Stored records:
# # # #

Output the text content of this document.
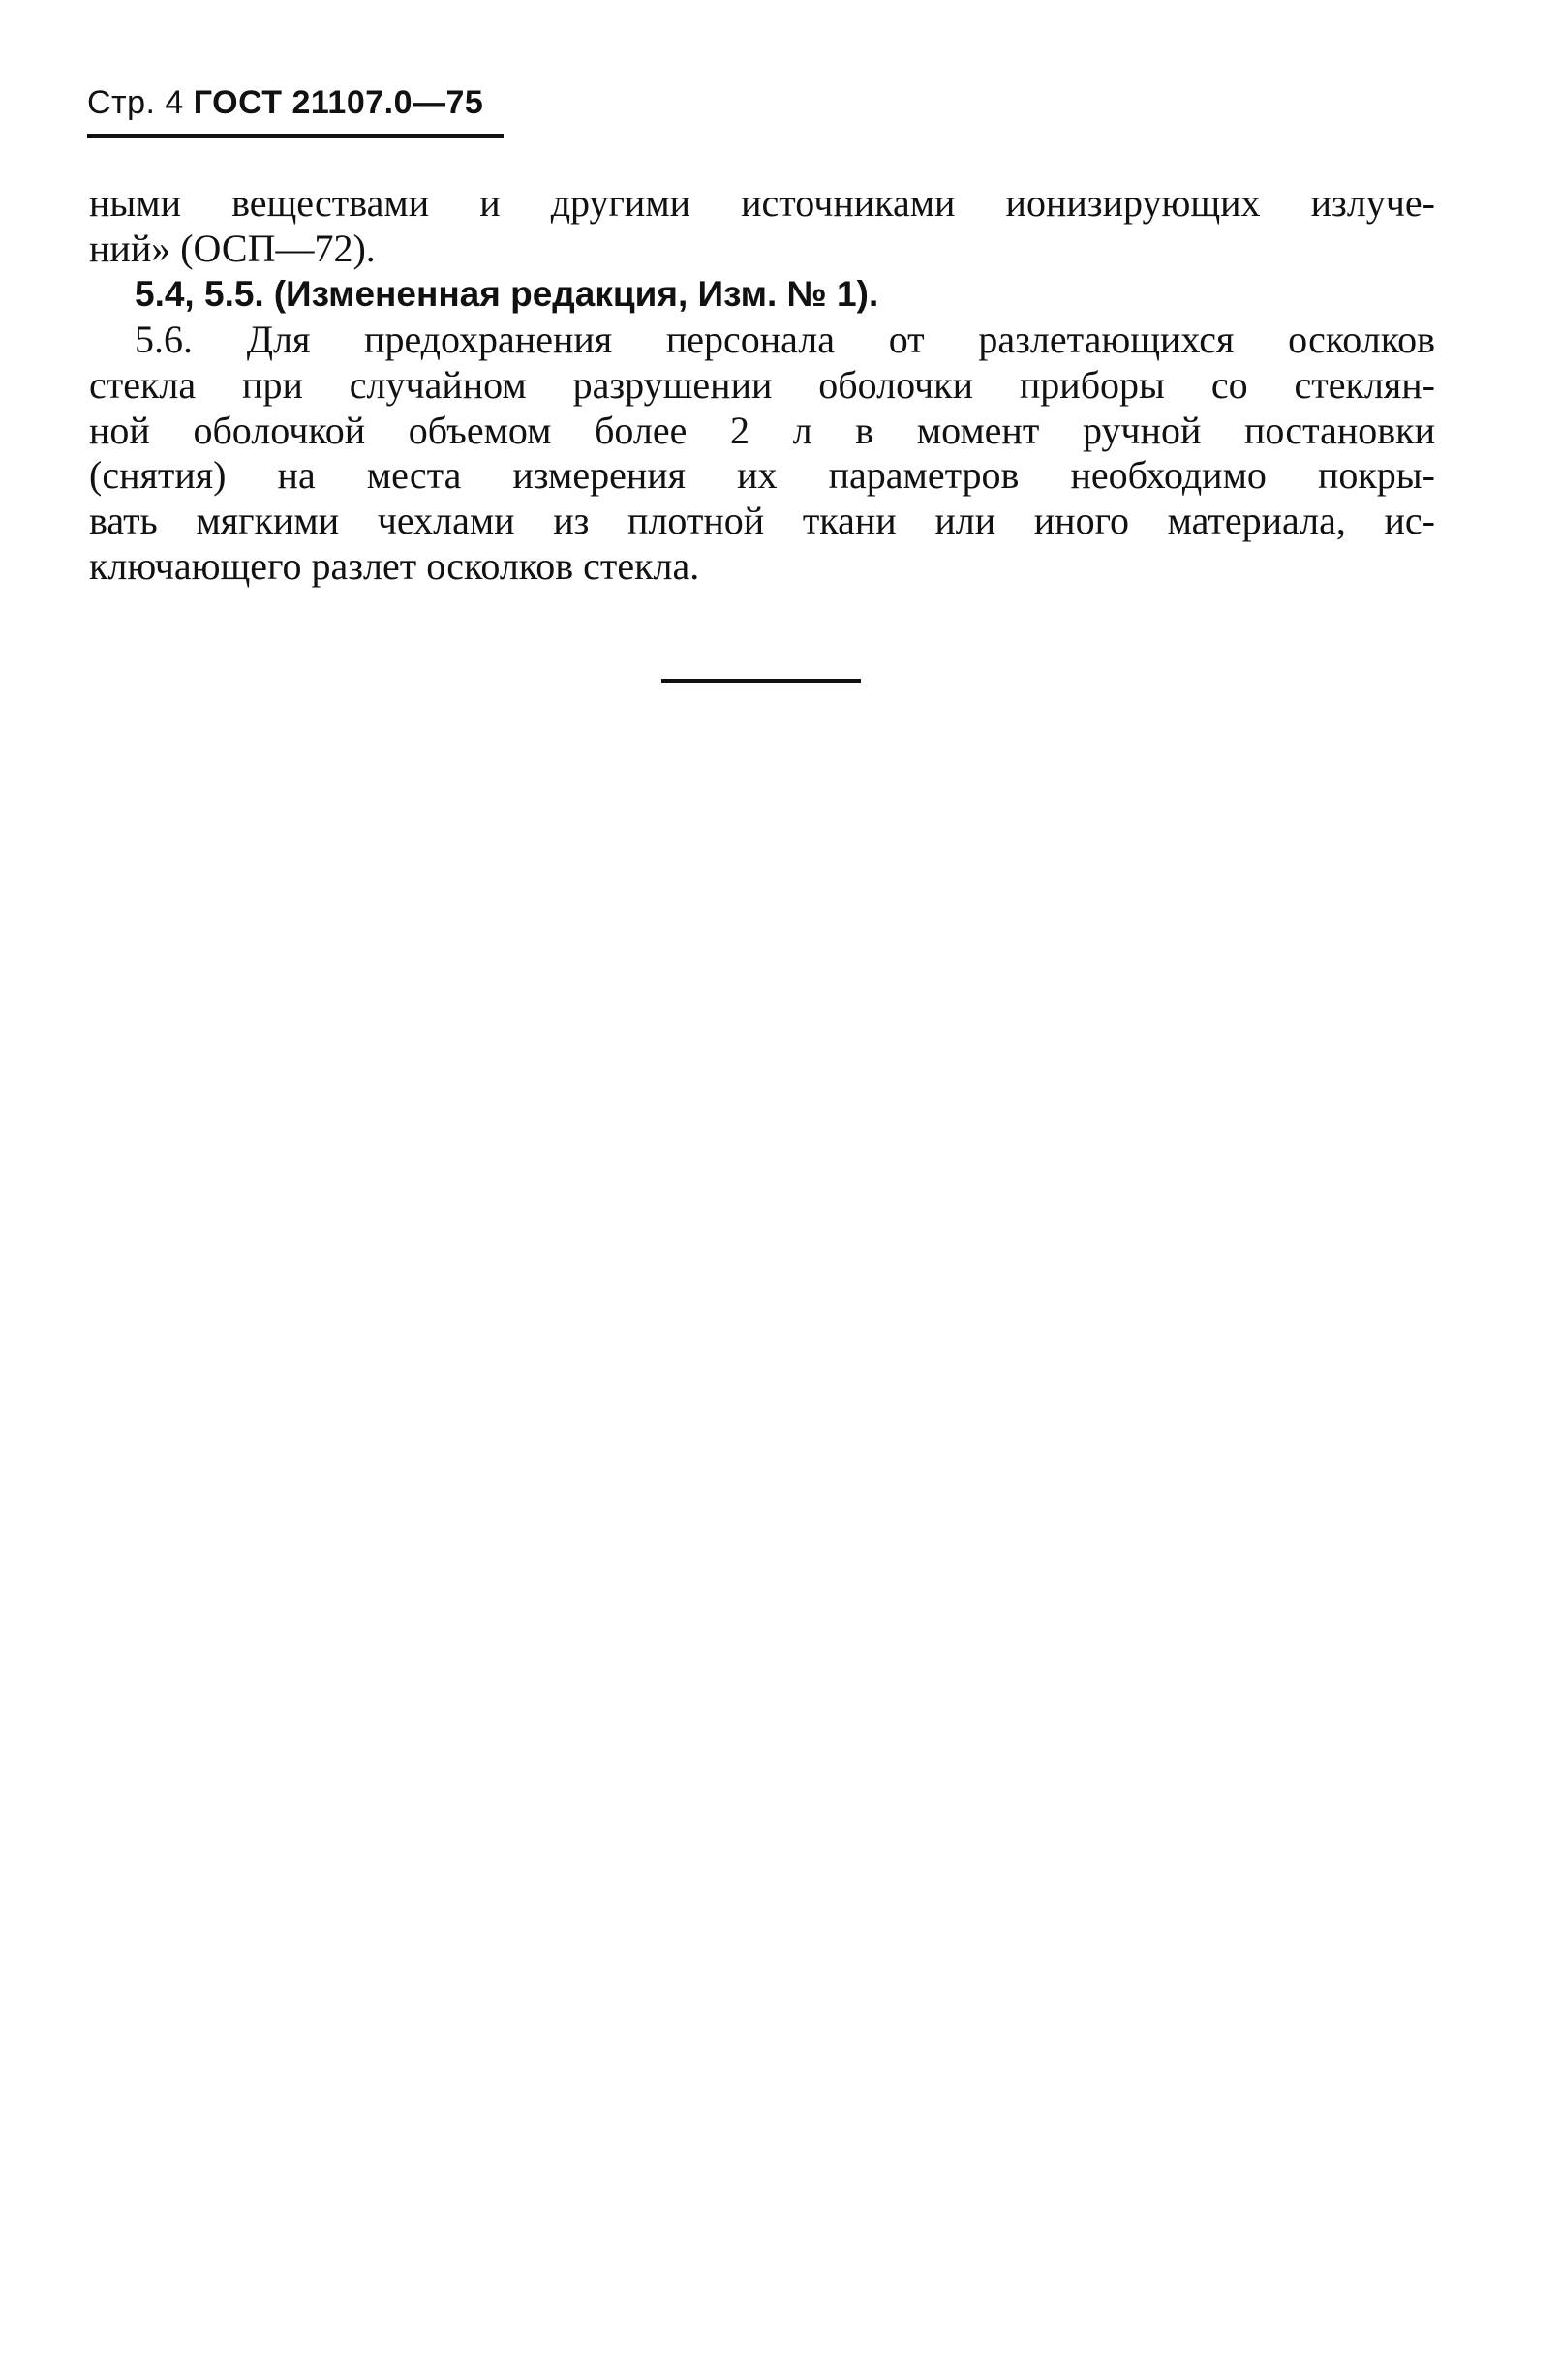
Стр. 4 ГОСТ 21107.0—75
ными веществами и другими источниками ионизирующих излуче-
ний» (ОСП—72).
5.4, 5.5. (Измененная редакция, Изм. № 1).
5.6. Для предохранения персонала от разлетающихся осколков
стекла при случайном разрушении оболочки приборы со стеклян-
ной оболочкой объемом более 2 л в момент ручной постановки
(снятия) на места измерения их параметров необходимо покры-
вать мягкими чехлами из плотной ткани или иного материала, ис-
ключающего разлет осколков стекла.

# # # #

> [Aim]:
Quote the records above exactly, leaving out any pictures.

> [Reply to the exercise]:
Output the text content of this document.
Стр. 4 ГОСТ 21107.0—75
ными веществами и другими источниками ионизирующих излуче-
ний» (ОСП—72).
5.4, 5.5. (Измененная редакция, Изм. № 1).
5.6. Для предохранения персонала от разлетающихся осколков
стекла при случайном разрушении оболочки приборы со стеклян-
ной оболочкой объемом более 2 л в момент ручной постановки
(снятия) на места измерения их параметров необходимо покры-
вать мягкими чехлами из плотной ткани или иного материала, ис-
ключающего разлет осколков стекла.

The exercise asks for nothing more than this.